◆ Source text:
>>>>>

That vagueness is part of the point. To be better at producing paperclips, Clippy needs to better at rationality, which involves adopting better heuristics, which would involve rejecting subjective bias and regarding objectivity as better...which might lead Clippy to realise that subjectively valuing clipping is worse.
Then that wouldn’t be a very good way to become better at producing paperclips, would it?
Yes, but that wouldn’t matter. The argument whowhowho would like to make is that (edit: terminal) goals (or utility functions) are not constant under learning, and that they are changed by learning certain things so unpredictably that an agent cannot successfully try to avoid learning things that will change his (edit: terminal) goals/utility function.
Not that I believe such an argument can be made, but your objection doesn’t seem to apply.
Conflating goals and utility functions here seems to be a serious error. For people, goals can certainly be altered by learning more; but people are algorithmically messy so this doesn’t tell us much about formal agents. On the other hand, it’s easy to think that it’d work the same way for agents with formalized utility functions and imperfect knowledge of their surroundings: we can construct situations where more information about world-states can change their preference ordering and thus the set of states the agent will be working toward, and that roughly approximates the way we normally talk about goals.
This in no way implies that those agents’ utility functions have changed, though. In a situation like this, we’re dealing with the same preference ordering over fully specified world-states; there’s simply a closer approximation of a fully specified state in any given situation and fewer gaps that need to be filled in by heuristic methods. The only way this could lead to Clippy abandoning its purpose in life is if clipping is an expression of such a heuristic rather than of its basic preference criteria: i.e. if we assume what we set out to prove.
In that case, wouldn’t the best course of an agent which cared only about making paperclips be to deliberately avoid learning, lest it be deterred from making paperclips?
Suppose that Ghandi had the opportunity to read the Necronomicon, which might offer him power to help people more effectively, but would also probably turn him evil if he read it. Wouldn’t he most likely want to avoid reading it?

<<<<<

◆ Problems to work on:
1 > From the discussion about Clippy, extract the passage between "That vagueness is" and "clipping is worse.", inclusive.
2 > In the discussion about Clippy, what does one participant call a serious error?
3 > Write a continuation of the discussion about Clippy, starting after its final sentence.

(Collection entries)
>>>>>

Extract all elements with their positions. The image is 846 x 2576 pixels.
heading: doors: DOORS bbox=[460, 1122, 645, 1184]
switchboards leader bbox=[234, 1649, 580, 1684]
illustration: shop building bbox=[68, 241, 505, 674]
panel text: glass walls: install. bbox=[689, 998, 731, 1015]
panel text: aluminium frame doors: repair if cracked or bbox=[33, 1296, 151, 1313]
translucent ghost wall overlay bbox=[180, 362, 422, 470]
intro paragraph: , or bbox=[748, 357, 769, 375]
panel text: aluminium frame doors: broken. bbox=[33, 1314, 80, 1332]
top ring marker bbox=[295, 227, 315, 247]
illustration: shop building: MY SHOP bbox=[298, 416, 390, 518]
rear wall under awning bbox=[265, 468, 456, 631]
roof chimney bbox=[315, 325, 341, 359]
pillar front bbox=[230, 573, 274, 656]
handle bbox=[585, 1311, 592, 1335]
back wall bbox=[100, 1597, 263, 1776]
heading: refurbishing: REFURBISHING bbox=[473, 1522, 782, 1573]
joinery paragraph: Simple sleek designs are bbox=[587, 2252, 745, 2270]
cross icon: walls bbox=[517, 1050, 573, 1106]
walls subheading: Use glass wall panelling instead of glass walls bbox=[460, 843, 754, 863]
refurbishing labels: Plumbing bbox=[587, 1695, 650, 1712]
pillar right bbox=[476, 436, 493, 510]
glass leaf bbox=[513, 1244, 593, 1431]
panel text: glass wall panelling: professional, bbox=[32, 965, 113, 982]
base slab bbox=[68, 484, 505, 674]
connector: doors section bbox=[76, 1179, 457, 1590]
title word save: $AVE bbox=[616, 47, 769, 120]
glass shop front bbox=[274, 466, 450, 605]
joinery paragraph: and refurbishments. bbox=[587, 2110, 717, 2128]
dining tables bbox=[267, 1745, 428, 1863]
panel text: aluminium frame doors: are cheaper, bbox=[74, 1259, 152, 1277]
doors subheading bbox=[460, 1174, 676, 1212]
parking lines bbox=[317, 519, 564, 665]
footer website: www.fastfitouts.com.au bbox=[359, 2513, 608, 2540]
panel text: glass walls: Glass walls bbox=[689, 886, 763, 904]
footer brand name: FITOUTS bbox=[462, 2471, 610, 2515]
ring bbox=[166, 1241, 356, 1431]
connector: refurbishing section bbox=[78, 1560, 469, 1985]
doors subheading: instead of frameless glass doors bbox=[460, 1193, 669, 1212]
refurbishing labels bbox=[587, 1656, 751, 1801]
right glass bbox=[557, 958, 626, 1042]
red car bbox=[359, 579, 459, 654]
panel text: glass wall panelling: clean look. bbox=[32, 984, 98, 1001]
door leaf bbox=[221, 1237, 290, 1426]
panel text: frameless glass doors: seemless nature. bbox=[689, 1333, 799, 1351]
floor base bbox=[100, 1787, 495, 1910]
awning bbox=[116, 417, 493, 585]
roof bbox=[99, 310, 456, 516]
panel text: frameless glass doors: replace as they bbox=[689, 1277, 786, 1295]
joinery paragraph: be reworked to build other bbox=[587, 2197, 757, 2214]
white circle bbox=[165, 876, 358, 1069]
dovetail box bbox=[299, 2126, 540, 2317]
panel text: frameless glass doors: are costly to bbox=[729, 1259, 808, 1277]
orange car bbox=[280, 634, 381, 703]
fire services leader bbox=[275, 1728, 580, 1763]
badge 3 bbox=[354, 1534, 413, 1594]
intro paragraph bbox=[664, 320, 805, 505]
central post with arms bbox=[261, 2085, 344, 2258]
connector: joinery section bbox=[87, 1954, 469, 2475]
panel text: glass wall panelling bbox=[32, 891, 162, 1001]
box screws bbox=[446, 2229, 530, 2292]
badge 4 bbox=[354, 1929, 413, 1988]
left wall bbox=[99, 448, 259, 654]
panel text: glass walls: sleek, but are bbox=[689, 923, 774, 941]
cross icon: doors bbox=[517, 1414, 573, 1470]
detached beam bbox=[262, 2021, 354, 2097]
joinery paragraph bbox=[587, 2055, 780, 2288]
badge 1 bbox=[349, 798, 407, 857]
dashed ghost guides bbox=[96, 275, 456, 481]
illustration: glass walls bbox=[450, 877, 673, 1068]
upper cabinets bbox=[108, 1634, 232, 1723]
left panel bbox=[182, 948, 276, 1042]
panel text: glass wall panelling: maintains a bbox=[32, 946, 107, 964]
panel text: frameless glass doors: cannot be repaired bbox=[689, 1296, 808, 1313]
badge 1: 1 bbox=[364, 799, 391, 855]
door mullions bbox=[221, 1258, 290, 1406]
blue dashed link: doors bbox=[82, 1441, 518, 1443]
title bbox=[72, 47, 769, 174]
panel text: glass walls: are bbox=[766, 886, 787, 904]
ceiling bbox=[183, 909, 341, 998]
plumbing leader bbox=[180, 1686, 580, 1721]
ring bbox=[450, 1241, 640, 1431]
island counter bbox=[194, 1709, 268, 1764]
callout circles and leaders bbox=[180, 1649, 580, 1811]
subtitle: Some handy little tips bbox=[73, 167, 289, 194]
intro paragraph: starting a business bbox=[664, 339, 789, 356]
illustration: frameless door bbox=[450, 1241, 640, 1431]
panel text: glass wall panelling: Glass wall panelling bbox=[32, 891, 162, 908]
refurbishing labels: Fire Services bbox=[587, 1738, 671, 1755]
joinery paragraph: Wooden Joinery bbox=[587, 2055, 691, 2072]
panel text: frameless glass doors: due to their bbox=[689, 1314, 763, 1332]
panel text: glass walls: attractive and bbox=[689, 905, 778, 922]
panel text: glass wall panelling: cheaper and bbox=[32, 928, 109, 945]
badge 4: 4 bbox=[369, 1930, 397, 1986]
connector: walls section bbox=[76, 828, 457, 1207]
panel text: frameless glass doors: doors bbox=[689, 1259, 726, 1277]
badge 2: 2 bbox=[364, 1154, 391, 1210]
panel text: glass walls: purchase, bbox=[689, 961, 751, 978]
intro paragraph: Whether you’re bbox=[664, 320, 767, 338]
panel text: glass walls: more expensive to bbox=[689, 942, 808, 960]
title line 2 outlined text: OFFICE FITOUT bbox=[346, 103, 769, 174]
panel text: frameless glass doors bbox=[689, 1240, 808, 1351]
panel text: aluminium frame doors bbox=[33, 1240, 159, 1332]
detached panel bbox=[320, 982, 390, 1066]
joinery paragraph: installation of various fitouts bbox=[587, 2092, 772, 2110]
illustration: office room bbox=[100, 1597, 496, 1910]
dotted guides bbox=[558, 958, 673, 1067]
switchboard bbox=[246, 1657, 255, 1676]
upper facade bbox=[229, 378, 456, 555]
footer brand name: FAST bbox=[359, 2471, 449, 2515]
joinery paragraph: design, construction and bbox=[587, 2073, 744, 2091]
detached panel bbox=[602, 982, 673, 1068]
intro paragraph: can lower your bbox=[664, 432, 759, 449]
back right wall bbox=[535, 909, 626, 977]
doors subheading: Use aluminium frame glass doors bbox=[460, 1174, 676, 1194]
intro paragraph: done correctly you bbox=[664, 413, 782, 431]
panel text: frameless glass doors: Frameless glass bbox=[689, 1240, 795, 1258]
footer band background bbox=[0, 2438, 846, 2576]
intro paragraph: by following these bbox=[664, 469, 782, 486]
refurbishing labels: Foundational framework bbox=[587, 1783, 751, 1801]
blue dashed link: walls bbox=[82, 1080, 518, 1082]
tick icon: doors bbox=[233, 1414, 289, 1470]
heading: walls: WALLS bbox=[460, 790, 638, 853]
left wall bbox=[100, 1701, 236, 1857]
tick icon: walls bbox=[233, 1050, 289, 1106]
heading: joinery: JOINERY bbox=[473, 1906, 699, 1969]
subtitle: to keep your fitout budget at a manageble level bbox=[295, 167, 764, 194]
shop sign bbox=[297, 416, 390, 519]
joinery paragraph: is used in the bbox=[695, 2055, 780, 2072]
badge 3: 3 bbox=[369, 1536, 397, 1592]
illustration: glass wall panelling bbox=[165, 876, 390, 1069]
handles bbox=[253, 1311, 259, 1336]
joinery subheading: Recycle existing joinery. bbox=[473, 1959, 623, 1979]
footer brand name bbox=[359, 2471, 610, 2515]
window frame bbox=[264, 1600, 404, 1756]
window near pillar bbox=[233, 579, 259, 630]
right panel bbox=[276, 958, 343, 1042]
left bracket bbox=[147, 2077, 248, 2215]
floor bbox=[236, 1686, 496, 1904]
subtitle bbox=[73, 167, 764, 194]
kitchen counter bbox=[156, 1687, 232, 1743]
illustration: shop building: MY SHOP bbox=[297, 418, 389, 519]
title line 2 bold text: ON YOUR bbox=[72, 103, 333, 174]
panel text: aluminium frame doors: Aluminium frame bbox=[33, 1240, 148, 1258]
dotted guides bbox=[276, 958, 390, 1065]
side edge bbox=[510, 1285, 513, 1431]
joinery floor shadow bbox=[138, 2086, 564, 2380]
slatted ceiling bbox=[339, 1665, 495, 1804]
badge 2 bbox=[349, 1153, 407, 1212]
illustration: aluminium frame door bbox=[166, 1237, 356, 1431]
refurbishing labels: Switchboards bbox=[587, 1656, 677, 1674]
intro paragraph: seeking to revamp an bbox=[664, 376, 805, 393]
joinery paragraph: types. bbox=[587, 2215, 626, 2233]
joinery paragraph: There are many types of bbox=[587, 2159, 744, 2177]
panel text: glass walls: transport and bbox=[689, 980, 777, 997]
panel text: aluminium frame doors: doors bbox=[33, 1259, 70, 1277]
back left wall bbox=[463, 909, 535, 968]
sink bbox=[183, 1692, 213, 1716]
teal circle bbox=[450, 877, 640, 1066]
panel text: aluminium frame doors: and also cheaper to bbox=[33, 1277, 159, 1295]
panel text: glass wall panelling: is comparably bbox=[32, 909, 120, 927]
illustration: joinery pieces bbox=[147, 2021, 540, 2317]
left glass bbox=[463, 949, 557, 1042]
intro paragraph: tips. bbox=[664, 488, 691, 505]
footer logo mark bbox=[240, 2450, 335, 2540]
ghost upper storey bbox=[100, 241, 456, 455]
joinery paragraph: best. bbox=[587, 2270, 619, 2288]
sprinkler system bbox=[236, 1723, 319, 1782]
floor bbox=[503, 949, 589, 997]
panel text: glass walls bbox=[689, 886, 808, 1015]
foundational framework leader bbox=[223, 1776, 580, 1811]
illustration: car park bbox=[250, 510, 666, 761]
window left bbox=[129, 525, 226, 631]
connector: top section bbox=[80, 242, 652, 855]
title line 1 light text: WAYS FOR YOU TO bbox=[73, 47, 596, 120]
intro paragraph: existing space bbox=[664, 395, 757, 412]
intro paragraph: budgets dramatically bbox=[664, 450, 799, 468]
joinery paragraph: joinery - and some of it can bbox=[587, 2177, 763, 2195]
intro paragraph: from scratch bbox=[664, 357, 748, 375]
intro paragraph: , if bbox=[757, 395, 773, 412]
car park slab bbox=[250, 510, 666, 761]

<<<<<

◆ Answer list:
1 >
That vagueness is part of the point. To be better at producing paperclips, Clippy needs to better at rationality, which involves adopting better heuristics, which would involve rejecting subjective bias and regarding objectivity as better...which might lead Clippy to realise that subjectively valuing clipping is worse.

2 > Conflating goals and utility functions.

3 >
In that case, wouldn’t the best course of an agent which cared only about making paperclips be to deliberately avoid learning, lest it be deterred from making paperclips?
Sure. Which is why whowhowho would have to show that these goal-influencing things to learn (I’m deliberately not saying “pieces of information”) occur very unpredictably, making his argument harder to substantiate.
I’ll say it again: Clippy’s goal its to make the maximum number of clips, so it is not going to engage
in a blanket rejection of all attempts at self-improvement.
I’ll say it again: Clippy doesn’t have an oracle telling it what is goal-improving or not.
We know value stability is a problem in recursive self-modification scenarios. We don’t know—to put it very mildly—that unstable values will tend towards cozy human-friendly universals, and in fact have excellent reasons to believe they won’t. Especially if they start somewhere as bizarre as paperclippism.
In discussions of a self-improving Clippy, Clippy’s values are usually presumed stable. The alternative is (probably) no less dire, but is a lot harder to visualize.
In that case, wouldn’t the best course of an agent which cared only about making paperclips be to deliberately avoid learning, lest it be deterred from making paperclips?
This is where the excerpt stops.